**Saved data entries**
** Begin **
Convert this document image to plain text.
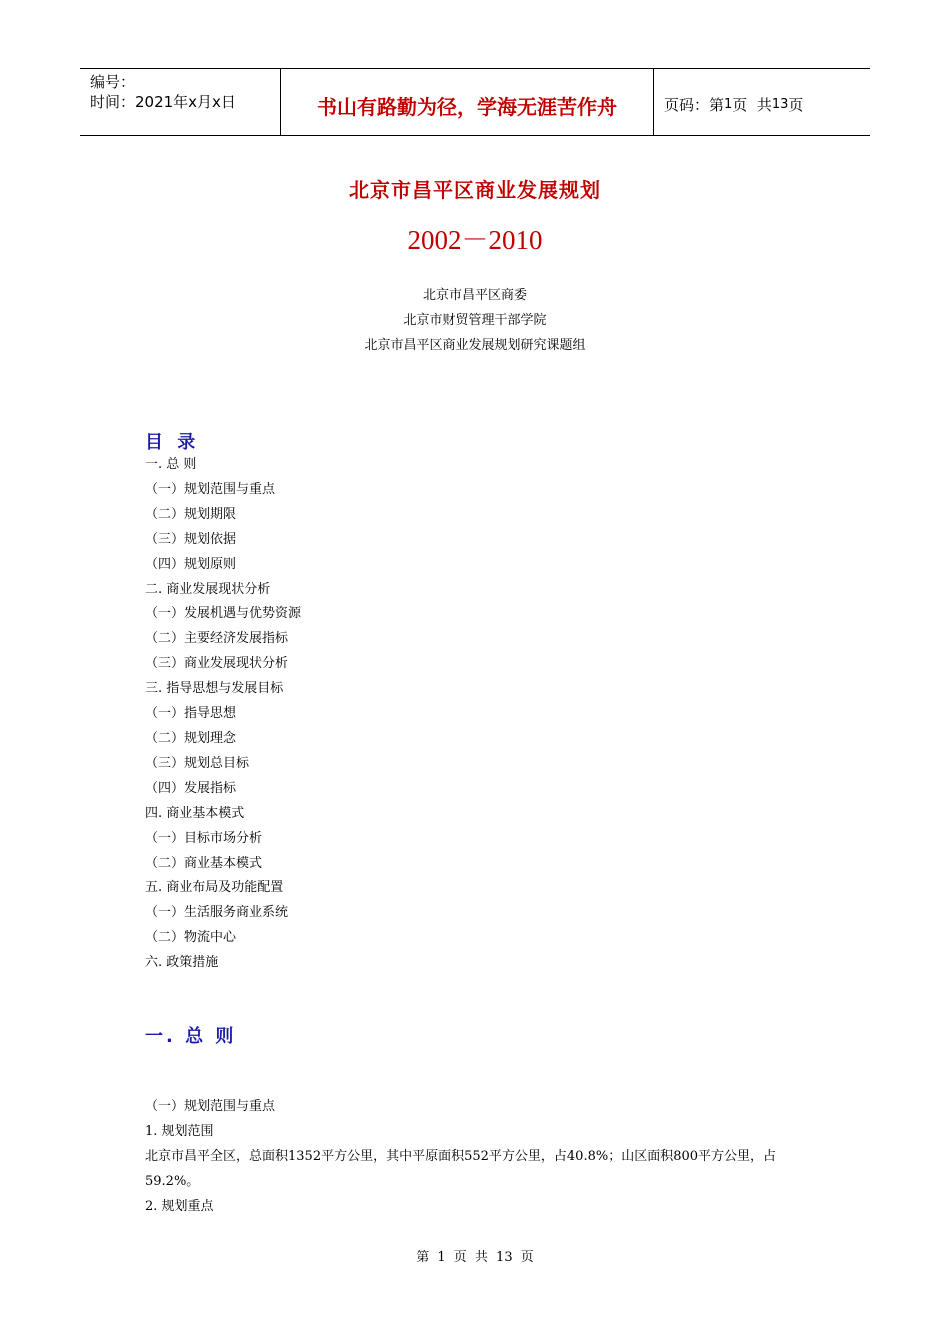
编号：
时间：2021年x月x日	书山有路勤为径，学海无涯苦作舟	页码：第 1 页  共 13 页
北京市昌平区商业发展规划
2002－2010
北京市昌平区商委
北京市财贸管理干部学院
北京市昌平区商业发展规划研究课题组
目 录
一. 总 则
（一）规划范围与重点
（二）规划期限
（三）规划依据
（四）规划原则
二. 商业发展现状分析
（一）发展机遇与优势资源
（二）主要经济发展指标
（三）商业发展现状分析
三. 指导思想与发展目标
（一）指导思想
（二）规划理念
（三）规划总目标
（四）发展指标
四. 商业基本模式
（一）目标市场分析
（二）商业基本模式
五. 商业布局及功能配置
（一）生活服务商业系统
（二）物流中心
六. 政策措施
一. 总 则
（一）规划范围与重点
1. 规划范围
北京市昌平全区，总面积1352平方公里，其中平原面积552平方公里，占40.8%；山区面积800平方公里，占59.2%。
2. 规划重点
第 1 页 共 13 页
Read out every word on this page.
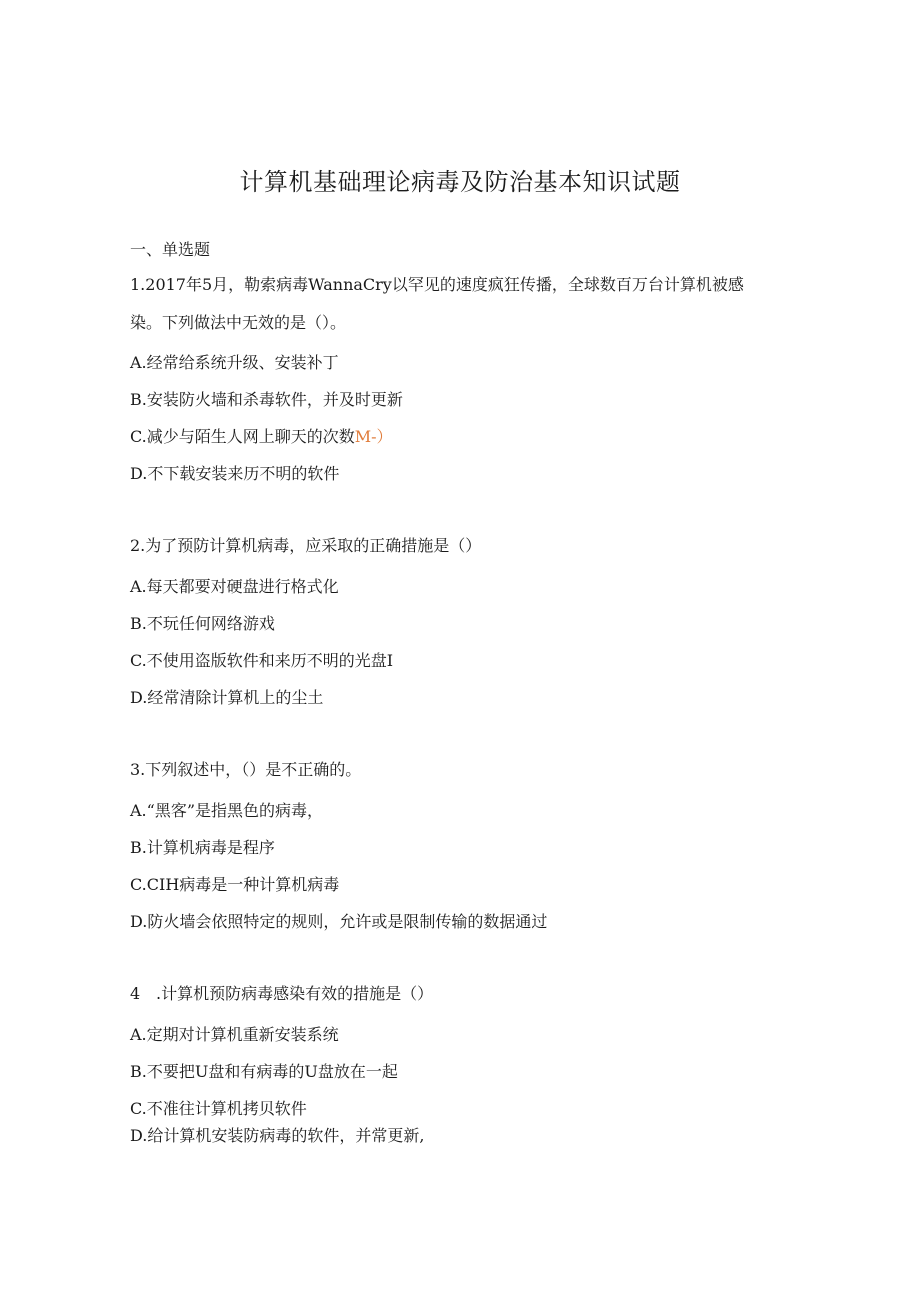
计算机基础理论病毒及防治基本知识试题
一、单选题
1.2017年5月，勒索病毒WannaCry以罕见的速度疯狂传播，全球数百万台计算机被感
染。下列做法中无效的是（）。
A.经常给系统升级、安装补丁
B.安装防火墙和杀毒软件，并及时更新
C.减少与陌生人网上聊天的次数M-）
D.不下载安装来历不明的软件
2.为了预防计算机病毒，应采取的正确措施是（）
A.每天都要对硬盘进行格式化
B.不玩任何网络游戏
C.不使用盗版软件和来历不明的光盘I
D.经常清除计算机上的尘土
3.下列叙述中，（）是不正确的。
A.“黑客”是指黑色的病毒，
B.计算机病毒是程序
C.CIH病毒是一种计算机病毒
D.防火墙会依照特定的规则，允许或是限制传输的数据通过
4 .计算机预防病毒感染有效的措施是（）
A.定期对计算机重新安装系统
B.不要把U盘和有病毒的U盘放在一起
C.不准往计算机拷贝软件
D.给计算机安装防病毒的软件，并常更新,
** End **
**SET PROBLEM**
Show, from the listing above, each line that contains the word "this".

**TASK ANSWER**
Convert this document image to plain text.
Read out every word on this page.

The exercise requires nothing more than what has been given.